**** RECORD EXCERPTS

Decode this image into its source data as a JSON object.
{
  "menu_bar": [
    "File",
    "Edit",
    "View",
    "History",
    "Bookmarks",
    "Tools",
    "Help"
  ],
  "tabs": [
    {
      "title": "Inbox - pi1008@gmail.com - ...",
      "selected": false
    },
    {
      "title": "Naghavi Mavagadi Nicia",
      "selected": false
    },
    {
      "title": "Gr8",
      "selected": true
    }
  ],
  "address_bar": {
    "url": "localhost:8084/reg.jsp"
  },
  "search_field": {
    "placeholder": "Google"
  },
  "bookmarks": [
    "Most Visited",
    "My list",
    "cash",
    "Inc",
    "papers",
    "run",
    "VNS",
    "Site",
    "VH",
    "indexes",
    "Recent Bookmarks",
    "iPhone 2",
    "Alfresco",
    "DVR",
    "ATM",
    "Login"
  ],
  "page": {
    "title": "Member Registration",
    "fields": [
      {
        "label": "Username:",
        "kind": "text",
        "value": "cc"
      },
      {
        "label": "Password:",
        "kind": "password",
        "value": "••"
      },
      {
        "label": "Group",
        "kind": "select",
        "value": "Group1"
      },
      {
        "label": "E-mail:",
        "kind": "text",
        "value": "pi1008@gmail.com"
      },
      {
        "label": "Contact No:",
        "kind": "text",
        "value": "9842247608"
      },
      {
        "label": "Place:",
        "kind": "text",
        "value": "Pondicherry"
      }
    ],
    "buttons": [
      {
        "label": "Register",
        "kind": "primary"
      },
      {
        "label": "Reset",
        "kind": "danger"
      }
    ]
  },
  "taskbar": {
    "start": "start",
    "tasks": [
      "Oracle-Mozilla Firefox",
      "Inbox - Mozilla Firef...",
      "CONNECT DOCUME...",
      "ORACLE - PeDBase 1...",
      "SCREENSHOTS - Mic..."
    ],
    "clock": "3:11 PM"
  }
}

********

■ **GOAL**
From the first line to the last, retype the data exactly.

■ **EXERCISE OUTPUT**
Decode this image into its source data as a JSON object.
{
  "menu_bar": [
    "File",
    "Edit",
    "View",
    "History",
    "Bookmarks",
    "Tools",
    "Help"
  ],
  "tabs": [
    {
      "title": "Inbox - pi1008@gmail.com - ...",
      "selected": false
    },
    {
      "title": "Naghavi Mavagadi Nicia",
      "selected": false
    },
    {
      "title": "Gr8",
      "selected": true
    }
  ],
  "address_bar": {
    "url": "localhost:8084/reg.jsp"
  },
  "search_field": {
    "placeholder": "Google"
  },
  "bookmarks": [
    "Most Visited",
    "My list",
    "cash",
    "Inc",
    "papers",
    "run",
    "VNS",
    "Site",
    "VH",
    "indexes",
    "Recent Bookmarks",
    "iPhone 2",
    "Alfresco",
    "DVR",
    "ATM",
    "Login"
  ],
  "page": {
    "title": "Member Registration",
    "fields": [
      {
        "label": "Username:",
        "kind": "text",
        "value": "cc"
      },
      {
        "label": "Password:",
        "kind": "password",
        "value": "••"
      },
      {
        "label": "Group",
        "kind": "select",
        "value": "Group1"
      },
      {
        "label": "E-mail:",
        "kind": "text",
        "value": "pi1008@gmail.com"
      },
      {
        "label": "Contact No:",
        "kind": "text",
        "value": "9842247608"
      },
      {
        "label": "Place:",
        "kind": "text",
        "value": "Pondicherry"
      }
    ],
    "buttons": [
      {
        "label": "Register",
        "kind": "primary"
      },
      {
        "label": "Reset",
        "kind": "danger"
      }
    ]
  },
  "taskbar": {
    "start": "start",
    "tasks": [
      "Oracle-Mozilla Firefox",
      "Inbox - Mozilla Firef...",
      "CONNECT DOCUME...",
      "ORACLE - PeDBase 1...",
      "SCREENSHOTS - Mic..."
    ],
    "clock": "3:11 PM"
  }
}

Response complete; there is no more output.